EXERCISE OBJECTIVE: Out of the lines below, please list those that hold the string "error".

───── DATA PROVIDED ─────

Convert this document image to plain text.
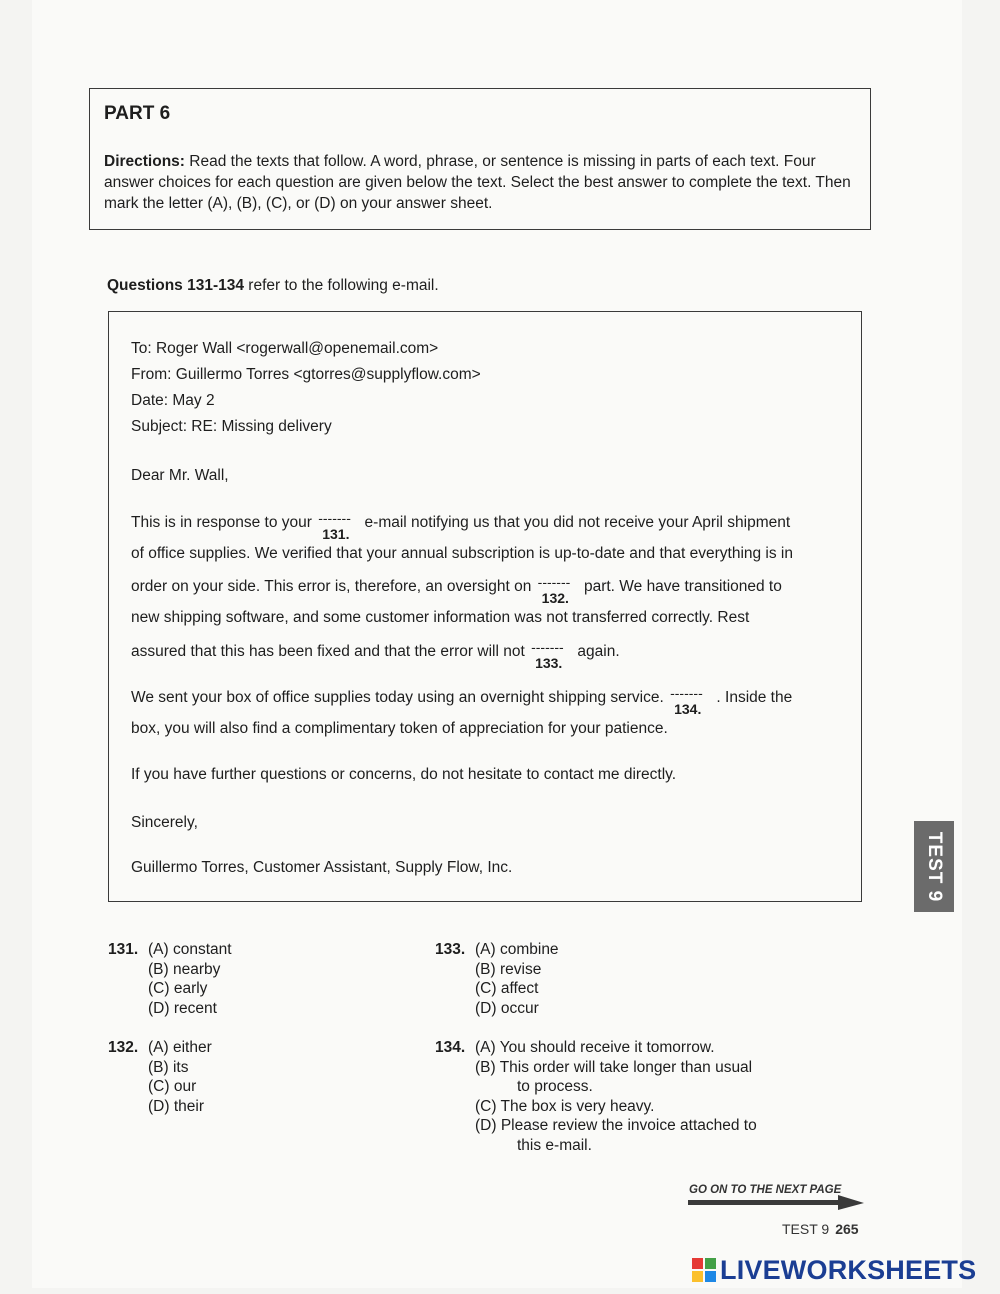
PART 6
Directions: Read the texts that follow. A word, phrase, or sentence is missing in parts of each text. Four answer choices for each question are given below the text. Select the best answer to complete the text. Then mark the letter (A), (B), (C), or (D) on your answer sheet.
Questions 131-134 refer to the following e-mail.
To: Roger Wall <rogerwall@openemail.com>
From: Guillermo Torres <gtorres@supplyflow.com>
Date: May 2
Subject: RE: Missing delivery
Dear Mr. Wall,
This is in response to your -------
131.
e-mail notifying us that you did not receive your April shipment
of office supplies. We verified that your annual subscription is up-to-date and that everything is in
order on your side. This error is, therefore, an oversight on -------
132.
part. We have transitioned to
new shipping software, and some customer information was not transferred correctly. Rest
assured that this has been fixed and that the error will not -------
133.
again.
We sent your box of office supplies today using an overnight shipping service. -------
134.
. Inside the
box, you will also find a complimentary token of appreciation for your patience.
If you have further questions or concerns, do not hesitate to contact me directly.
Sincerely,
Guillermo Torres, Customer Assistant, Supply Flow, Inc.
131. (A) constant
(B) nearby
(C) early
(D) recent
132. (A) either
(B) its
(C) our
(D) their
133. (A) combine
(B) revise
(C) affect
(D) occur
134. (A) You should receive it tomorrow.
(B) This order will take longer than usual
to process.
(C) The box is very heavy.
(D) Please review the invoice attached to
this e-mail.
TEST 9
GO ON TO THE NEXT PAGE
TEST 9 265
LIVEWORKSHEETS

─────

FINAL RESULT:
order on your side. This error is, therefore, an oversight on -------
assured that this has been fixed and that the error will not -------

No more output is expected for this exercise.